◆ What to produce ◆
Provide the count of lines that hold "title" and no other output.

[Start of Task inputs]

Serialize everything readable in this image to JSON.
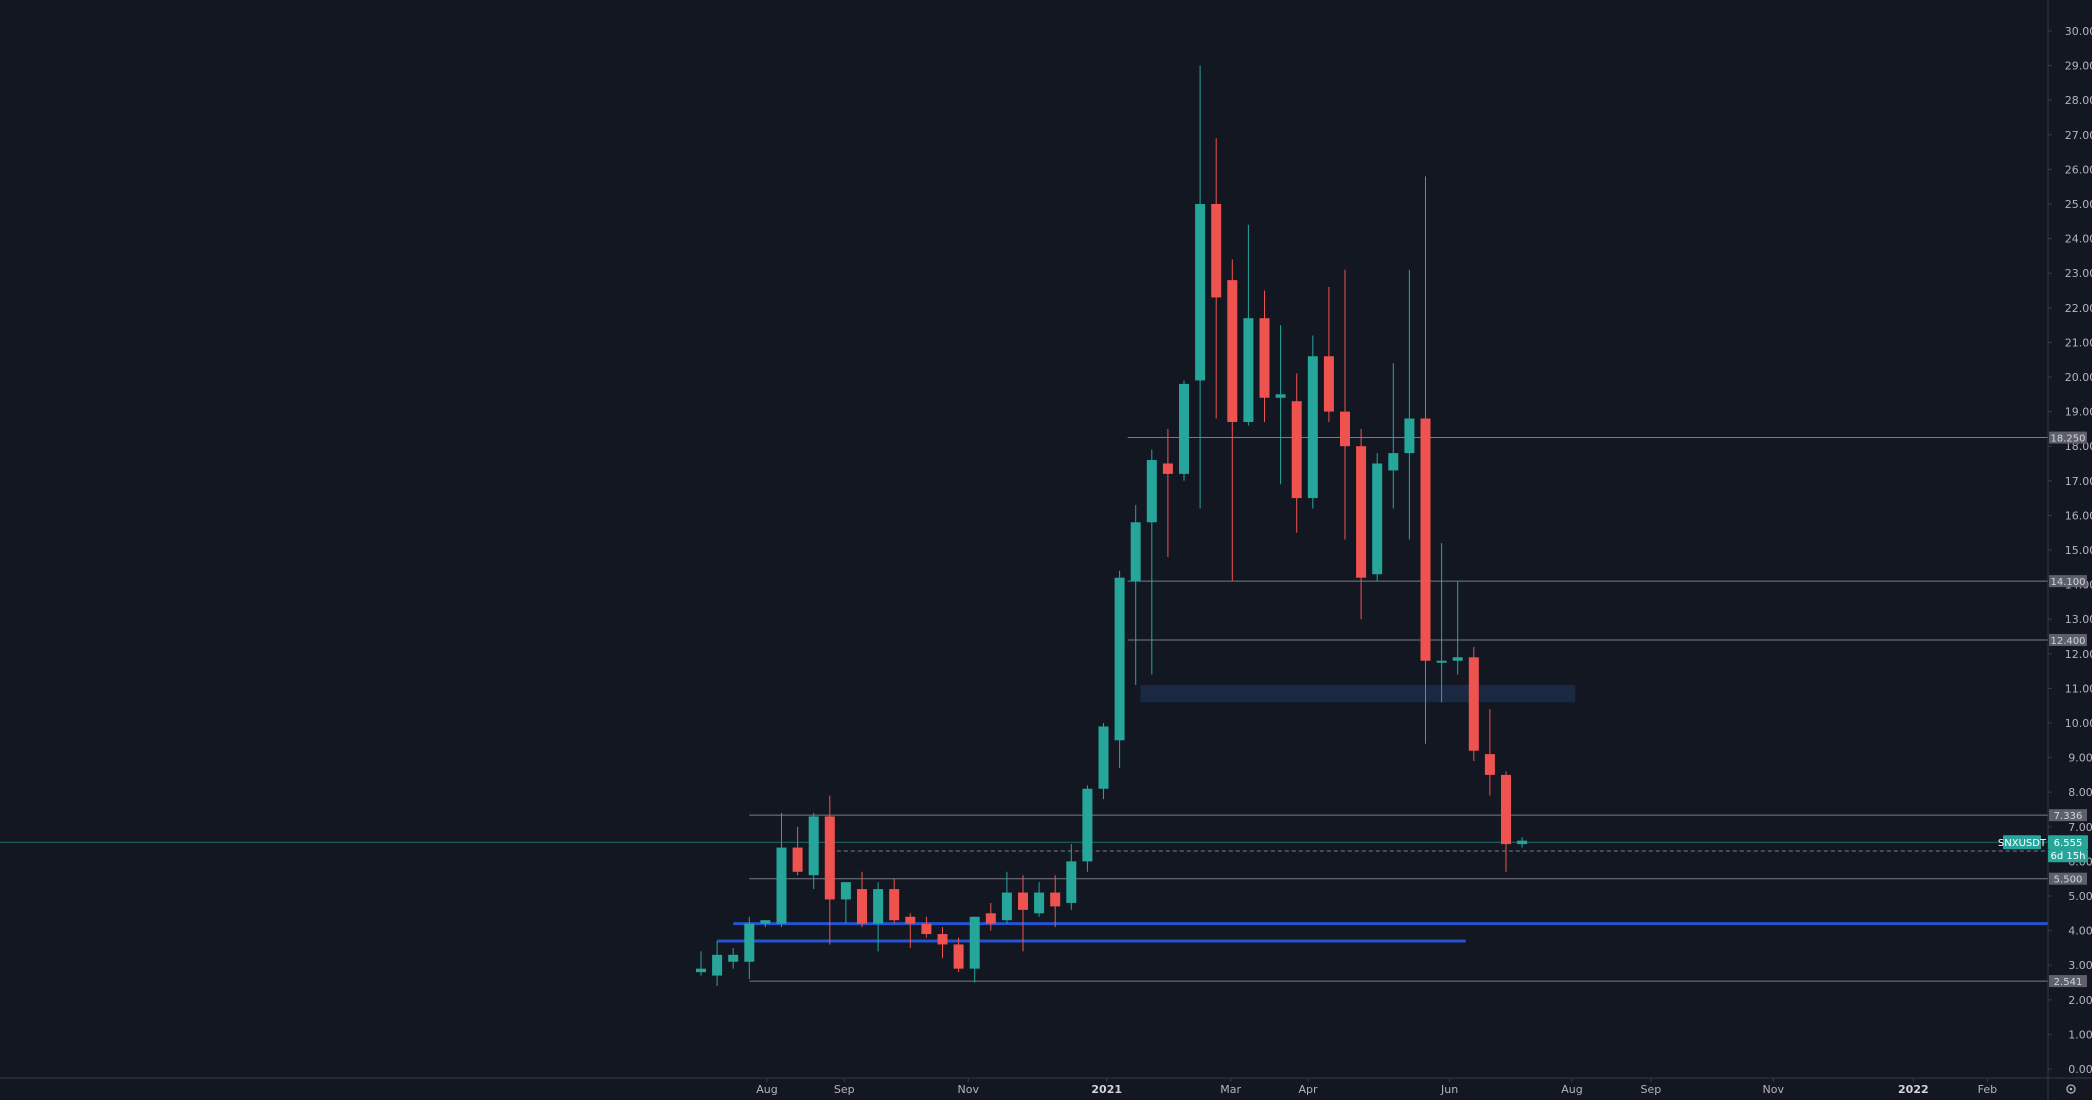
{
  "colors": {
    "background": "#131722",
    "bull": "#26a69a",
    "bear": "#ef5350",
    "axis_text": "#b2b5be",
    "axis_line": "#363a45",
    "level_line": "#787b86",
    "level_label_bg": "#5d606b",
    "support_blue": "#2962ff",
    "zone_fill": "#1c2b45"
  },
  "chart_data": {
    "type": "candlestick",
    "symbol": "SNXUSDT",
    "last_price": "6.555",
    "countdown": "6d 15h",
    "y_axis": {
      "min": 0,
      "max": 31,
      "ticks": [
        "0.000",
        "1.000",
        "2.000",
        "3.000",
        "4.000",
        "5.000",
        "6.000",
        "7.000",
        "8.000",
        "9.000",
        "10.000",
        "11.000",
        "12.000",
        "13.000",
        "14.000",
        "15.000",
        "16.000",
        "17.000",
        "18.000",
        "19.000",
        "20.000",
        "21.000",
        "22.000",
        "23.000",
        "24.000",
        "25.000",
        "26.000",
        "27.000",
        "28.000",
        "29.000",
        "30.000"
      ]
    },
    "x_axis": {
      "ticks": [
        {
          "label": "Aug",
          "bar": 4.1,
          "bold": false
        },
        {
          "label": "Sep",
          "bar": 8.9,
          "bold": false
        },
        {
          "label": "Nov",
          "bar": 16.6,
          "bold": false
        },
        {
          "label": "2021",
          "bar": 25.2,
          "bold": true
        },
        {
          "label": "Mar",
          "bar": 32.9,
          "bold": false
        },
        {
          "label": "Apr",
          "bar": 37.7,
          "bold": false
        },
        {
          "label": "Jun",
          "bar": 46.5,
          "bold": false
        },
        {
          "label": "Aug",
          "bar": 54.1,
          "bold": false
        },
        {
          "label": "Sep",
          "bar": 59.0,
          "bold": false
        },
        {
          "label": "Nov",
          "bar": 66.6,
          "bold": false
        },
        {
          "label": "2022",
          "bar": 75.3,
          "bold": true
        },
        {
          "label": "Feb",
          "bar": 79.9,
          "bold": false
        }
      ]
    },
    "candles": [
      {
        "o": 2.8,
        "h": 3.4,
        "l": 2.7,
        "c": 2.9
      },
      {
        "o": 2.7,
        "h": 3.7,
        "l": 2.4,
        "c": 3.3
      },
      {
        "o": 3.1,
        "h": 3.5,
        "l": 2.9,
        "c": 3.3
      },
      {
        "o": 3.1,
        "h": 4.4,
        "l": 2.6,
        "c": 4.2
      },
      {
        "o": 4.2,
        "h": 4.3,
        "l": 4.1,
        "c": 4.3
      },
      {
        "o": 4.2,
        "h": 7.4,
        "l": 4.1,
        "c": 6.4
      },
      {
        "o": 6.4,
        "h": 7.0,
        "l": 5.6,
        "c": 5.7
      },
      {
        "o": 5.6,
        "h": 7.4,
        "l": 5.2,
        "c": 7.3
      },
      {
        "o": 7.3,
        "h": 7.9,
        "l": 3.6,
        "c": 4.9
      },
      {
        "o": 4.9,
        "h": 5.4,
        "l": 4.2,
        "c": 5.4
      },
      {
        "o": 5.2,
        "h": 5.7,
        "l": 4.1,
        "c": 4.2
      },
      {
        "o": 4.2,
        "h": 5.4,
        "l": 3.4,
        "c": 5.2
      },
      {
        "o": 5.2,
        "h": 5.5,
        "l": 4.2,
        "c": 4.3
      },
      {
        "o": 4.4,
        "h": 4.5,
        "l": 3.5,
        "c": 4.2
      },
      {
        "o": 4.2,
        "h": 4.4,
        "l": 3.8,
        "c": 3.9
      },
      {
        "o": 3.9,
        "h": 4.1,
        "l": 3.2,
        "c": 3.6
      },
      {
        "o": 3.6,
        "h": 3.8,
        "l": 2.8,
        "c": 2.9
      },
      {
        "o": 2.9,
        "h": 4.4,
        "l": 2.5,
        "c": 4.4
      },
      {
        "o": 4.5,
        "h": 4.8,
        "l": 4.0,
        "c": 4.2
      },
      {
        "o": 4.3,
        "h": 5.7,
        "l": 4.2,
        "c": 5.1
      },
      {
        "o": 5.1,
        "h": 5.6,
        "l": 3.4,
        "c": 4.6
      },
      {
        "o": 4.5,
        "h": 5.4,
        "l": 4.4,
        "c": 5.1
      },
      {
        "o": 5.1,
        "h": 5.6,
        "l": 4.1,
        "c": 4.7
      },
      {
        "o": 4.8,
        "h": 6.5,
        "l": 4.6,
        "c": 6.0
      },
      {
        "o": 6.0,
        "h": 8.2,
        "l": 5.7,
        "c": 8.1
      },
      {
        "o": 8.1,
        "h": 10.0,
        "l": 7.8,
        "c": 9.9
      },
      {
        "o": 9.5,
        "h": 14.4,
        "l": 8.7,
        "c": 14.2
      },
      {
        "o": 14.1,
        "h": 16.3,
        "l": 11.1,
        "c": 15.8
      },
      {
        "o": 15.8,
        "h": 17.9,
        "l": 11.4,
        "c": 17.6
      },
      {
        "o": 17.5,
        "h": 18.5,
        "l": 14.8,
        "c": 17.2
      },
      {
        "o": 17.2,
        "h": 19.9,
        "l": 17.0,
        "c": 19.8
      },
      {
        "o": 19.9,
        "h": 29.0,
        "l": 16.2,
        "c": 25.0
      },
      {
        "o": 25.0,
        "h": 26.9,
        "l": 18.8,
        "c": 22.3
      },
      {
        "o": 22.8,
        "h": 23.4,
        "l": 14.1,
        "c": 18.7
      },
      {
        "o": 18.7,
        "h": 24.4,
        "l": 18.6,
        "c": 21.7
      },
      {
        "o": 21.7,
        "h": 22.5,
        "l": 18.7,
        "c": 19.4
      },
      {
        "o": 19.4,
        "h": 21.5,
        "l": 16.9,
        "c": 19.5
      },
      {
        "o": 19.3,
        "h": 20.1,
        "l": 15.5,
        "c": 16.5
      },
      {
        "o": 16.5,
        "h": 21.2,
        "l": 16.2,
        "c": 20.6
      },
      {
        "o": 20.6,
        "h": 22.6,
        "l": 18.7,
        "c": 19.0
      },
      {
        "o": 19.0,
        "h": 23.1,
        "l": 15.3,
        "c": 18.0
      },
      {
        "o": 18.0,
        "h": 18.5,
        "l": 13.0,
        "c": 14.2
      },
      {
        "o": 14.3,
        "h": 17.8,
        "l": 14.1,
        "c": 17.5
      },
      {
        "o": 17.3,
        "h": 20.4,
        "l": 16.2,
        "c": 17.8
      },
      {
        "o": 17.8,
        "h": 23.1,
        "l": 15.3,
        "c": 18.8
      },
      {
        "o": 18.8,
        "h": 25.8,
        "l": 9.4,
        "c": 11.8
      },
      {
        "o": 11.8,
        "h": 15.2,
        "l": 10.6,
        "c": 11.8
      },
      {
        "o": 11.8,
        "h": 14.1,
        "l": 11.4,
        "c": 11.9
      },
      {
        "o": 11.9,
        "h": 12.2,
        "l": 8.9,
        "c": 9.2
      },
      {
        "o": 9.1,
        "h": 10.4,
        "l": 7.9,
        "c": 8.5
      },
      {
        "o": 8.5,
        "h": 8.6,
        "l": 5.7,
        "c": 6.5
      },
      {
        "o": 6.5,
        "h": 6.7,
        "l": 6.4,
        "c": 6.6
      }
    ],
    "levels": [
      {
        "value": 18.25,
        "label": "18.250"
      },
      {
        "value": 14.1,
        "label": "14.100"
      },
      {
        "value": 12.4,
        "label": "12.400"
      },
      {
        "value": 7.336,
        "label": "7.336"
      },
      {
        "value": 6.3,
        "label": "6.300"
      },
      {
        "value": 5.5,
        "label": "5.500"
      },
      {
        "value": 2.541,
        "label": "2.541"
      }
    ],
    "support_lines": [
      {
        "value": 4.2,
        "from_bar": 2,
        "to_bar": "edge"
      },
      {
        "value": 3.7,
        "from_bar": 1,
        "to_bar": 47.5
      }
    ],
    "zone": {
      "top": 11.1,
      "bottom": 10.6,
      "from_bar": 27.3,
      "to_bar": 54.3
    }
  }
}
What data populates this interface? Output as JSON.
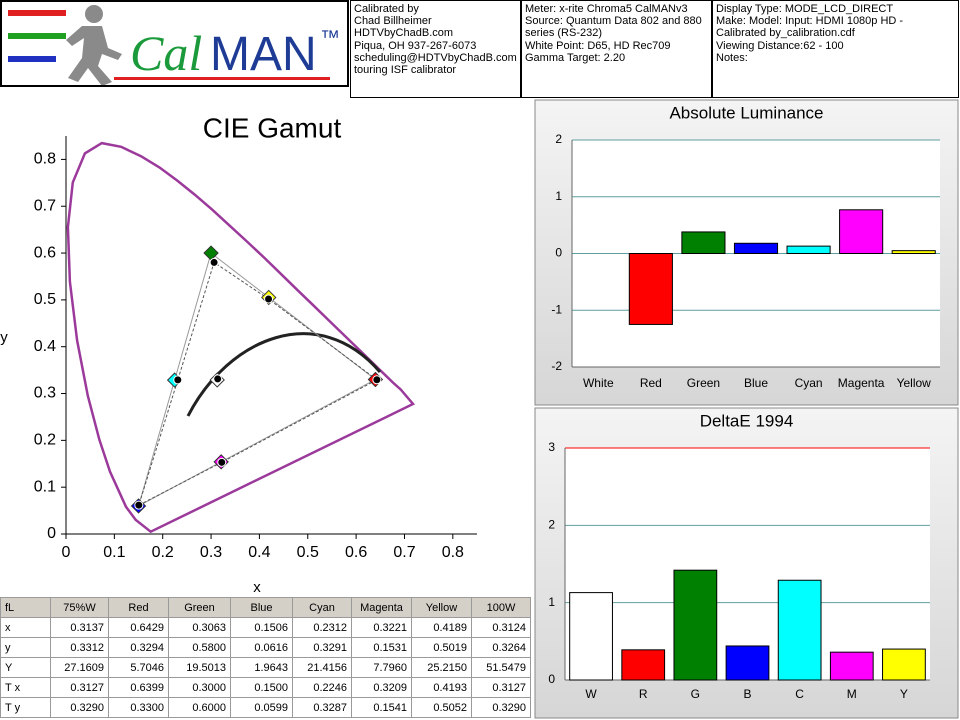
{
  "header": {
    "logo": {
      "cal": "Cal",
      "man": "MAN",
      "tm": "™"
    },
    "boxes": [
      [
        "Calibrated by",
        "Chad Billheimer",
        "HDTVbyChadB.com",
        "Piqua, OH 937-267-6073",
        "scheduling@HDTVbyChadB.com",
        "touring ISF calibrator"
      ],
      [
        "Meter: x-rite Chroma5 CalMANv3",
        "Source: Quantum Data 802 and 880 series (RS-232)",
        "White Point: D65, HD Rec709",
        "Gamma Target: 2.20"
      ],
      [
        "Display Type: MODE_LCD_DIRECT",
        "Make: Model: Input: HDMI 1080p HD    -",
        "Calibrated by_calibration.cdf",
        "Viewing Distance:62 - 100",
        "Notes:"
      ]
    ]
  },
  "chart_data": [
    {
      "type": "scatter",
      "title": "CIE Gamut",
      "x_label": "x",
      "y_label": "y",
      "xlim": [
        0,
        0.85
      ],
      "ylim": [
        0,
        0.85
      ],
      "xticks": [
        0,
        0.1,
        0.2,
        0.3,
        0.4,
        0.5,
        0.6,
        0.7,
        0.8
      ],
      "yticks": [
        0,
        0.1,
        0.2,
        0.3,
        0.4,
        0.5,
        0.6,
        0.7,
        0.8
      ],
      "series": [
        {
          "marker": "diamond",
          "colors": [
            "#ffffff",
            "#ff0000",
            "#008000",
            "#0000ff",
            "#00ffff",
            "#ff00ff",
            "#ffff00"
          ],
          "x": [
            0.3127,
            0.6399,
            0.3,
            0.15,
            0.2246,
            0.3209,
            0.4193
          ],
          "y": [
            0.329,
            0.33,
            0.6,
            0.0599,
            0.3287,
            0.1541,
            0.5052
          ]
        },
        {
          "marker": "circle",
          "color": "#000000",
          "x": [
            0.3137,
            0.6429,
            0.3063,
            0.1506,
            0.2312,
            0.3221,
            0.4189
          ],
          "y": [
            0.3312,
            0.3294,
            0.58,
            0.0616,
            0.3291,
            0.1531,
            0.5019
          ]
        }
      ]
    },
    {
      "type": "bar",
      "title": "Absolute Luminance",
      "categories": [
        "White",
        "Red",
        "Green",
        "Blue",
        "Cyan",
        "Magenta",
        "Yellow"
      ],
      "values": [
        0,
        -1.25,
        0.38,
        0.18,
        0.13,
        0.77,
        0.05
      ],
      "colors": [
        "#ffffff",
        "#ff0000",
        "#008000",
        "#0000ff",
        "#00ffff",
        "#ff00ff",
        "#ffff00"
      ],
      "ylim": [
        -2,
        2
      ],
      "yticks": [
        -2,
        -1,
        0,
        1,
        2
      ],
      "grid": true,
      "grid_color": "#5f9ea0"
    },
    {
      "type": "bar",
      "title": "DeltaE 1994",
      "categories": [
        "W",
        "R",
        "G",
        "B",
        "C",
        "M",
        "Y"
      ],
      "values": [
        1.13,
        0.39,
        1.42,
        0.44,
        1.29,
        0.36,
        0.4
      ],
      "colors": [
        "#ffffff",
        "#ff0000",
        "#008000",
        "#0000ff",
        "#00ffff",
        "#ff00ff",
        "#ffff00"
      ],
      "ylim": [
        0,
        3
      ],
      "yticks": [
        0,
        1,
        2,
        3
      ],
      "grid": true,
      "grid_color": "#5f9ea0",
      "threshold": 3,
      "threshold_color": "#ff0000"
    }
  ],
  "table": {
    "header": [
      "fL",
      "75%W",
      "Red",
      "Green",
      "Blue",
      "Cyan",
      "Magenta",
      "Yellow",
      "100W"
    ],
    "rows": [
      [
        "x",
        "0.3137",
        "0.6429",
        "0.3063",
        "0.1506",
        "0.2312",
        "0.3221",
        "0.4189",
        "0.3124"
      ],
      [
        "y",
        "0.3312",
        "0.3294",
        "0.5800",
        "0.0616",
        "0.3291",
        "0.1531",
        "0.5019",
        "0.3264"
      ],
      [
        "Y",
        "27.1609",
        "5.7046",
        "19.5013",
        "1.9643",
        "21.4156",
        "7.7960",
        "25.2150",
        "51.5479"
      ],
      [
        "T x",
        "0.3127",
        "0.6399",
        "0.3000",
        "0.1500",
        "0.2246",
        "0.3209",
        "0.4193",
        "0.3127"
      ],
      [
        "T y",
        "0.3290",
        "0.3300",
        "0.6000",
        "0.0599",
        "0.3287",
        "0.1541",
        "0.5052",
        "0.3290"
      ]
    ]
  }
}
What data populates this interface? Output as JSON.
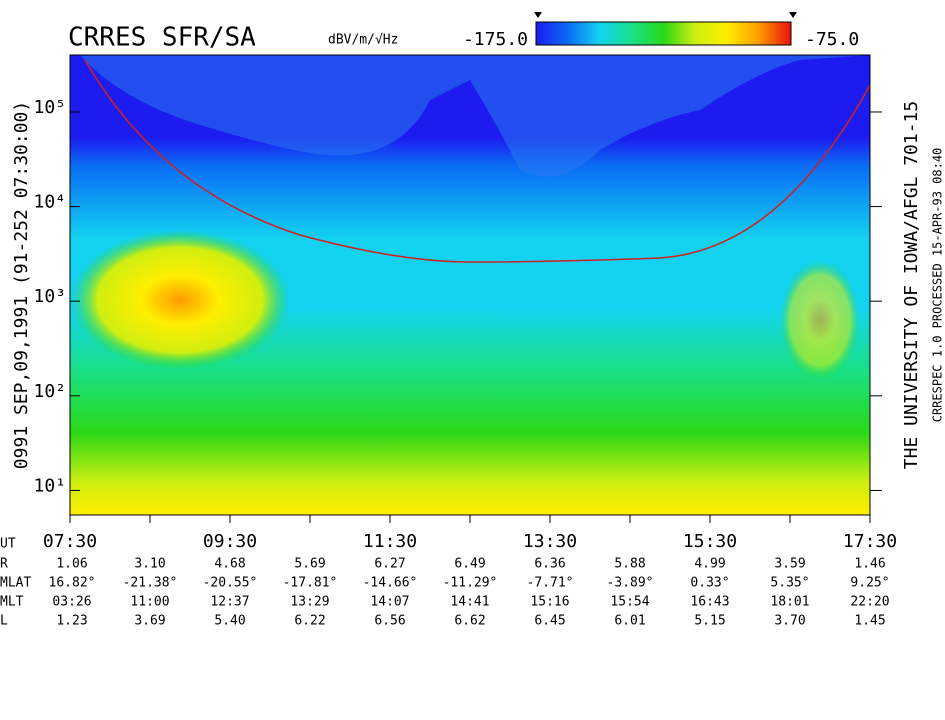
{
  "chart_data": {
    "type": "spectrogram",
    "title": "CRRES SFR/SA",
    "colorbar_unit": "dBV/m/√Hz",
    "colorbar_min": {
      "value": -175,
      "label": "-175.0"
    },
    "colorbar_max": {
      "value": -75,
      "label": "-75.0"
    },
    "colormap": [
      "#1c1cf0",
      "#0a6cf5",
      "#12d2f0",
      "#18e08a",
      "#2ad818",
      "#cfee10",
      "#ffee00",
      "#ff9a00",
      "#e81010"
    ],
    "left_label": "0991   SEP,09,1991  (91-252 07:30:00)",
    "right_label": "THE UNIVERSITY OF IOWA/AFGL 701-15",
    "footer_label": "CRRESPEC 1.0   PROCESSED 15-APR-93  08:40",
    "log_y": true,
    "ylim": [
      5.5,
      400000
    ],
    "yticks": [
      {
        "value": 10,
        "label": "10¹"
      },
      {
        "value": 100,
        "label": "10²"
      },
      {
        "value": 1000,
        "label": "10³"
      },
      {
        "value": 10000,
        "label": "10⁴"
      },
      {
        "value": 100000,
        "label": "10⁵"
      }
    ],
    "xlim": [
      7.5,
      17.5
    ],
    "xticks": [
      {
        "value": 7.5,
        "label": "07:30"
      },
      {
        "value": 9.5,
        "label": "09:30"
      },
      {
        "value": 11.5,
        "label": "11:30"
      },
      {
        "value": 13.5,
        "label": "13:30"
      },
      {
        "value": 15.5,
        "label": "15:30"
      },
      {
        "value": 17.5,
        "label": "17:30"
      }
    ],
    "xminorticks": [
      8.5,
      10.5,
      12.5,
      14.5,
      16.5
    ]
  },
  "ephemeris": {
    "x_label": "UT",
    "rows": [
      {
        "label": "R",
        "values": [
          "1.06",
          "3.10",
          "4.68",
          "5.69",
          "6.27",
          "6.49",
          "6.36",
          "5.88",
          "4.99",
          "3.59",
          "1.46"
        ]
      },
      {
        "label": "MLAT",
        "values": [
          "16.82°",
          "-21.38°",
          "-20.55°",
          "-17.81°",
          "-14.66°",
          "-11.29°",
          "-7.71°",
          "-3.89°",
          "0.33°",
          "5.35°",
          "9.25°"
        ]
      },
      {
        "label": "MLT",
        "values": [
          "03:26",
          "11:00",
          "12:37",
          "13:29",
          "14:07",
          "14:41",
          "15:16",
          "15:54",
          "16:43",
          "18:01",
          "22:20"
        ]
      },
      {
        "label": "L",
        "values": [
          "1.23",
          "3.69",
          "5.40",
          "6.22",
          "6.56",
          "6.62",
          "6.45",
          "6.01",
          "5.15",
          "3.70",
          "1.45"
        ]
      }
    ]
  }
}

[End of Task inputs]

◆ Task output ◆
4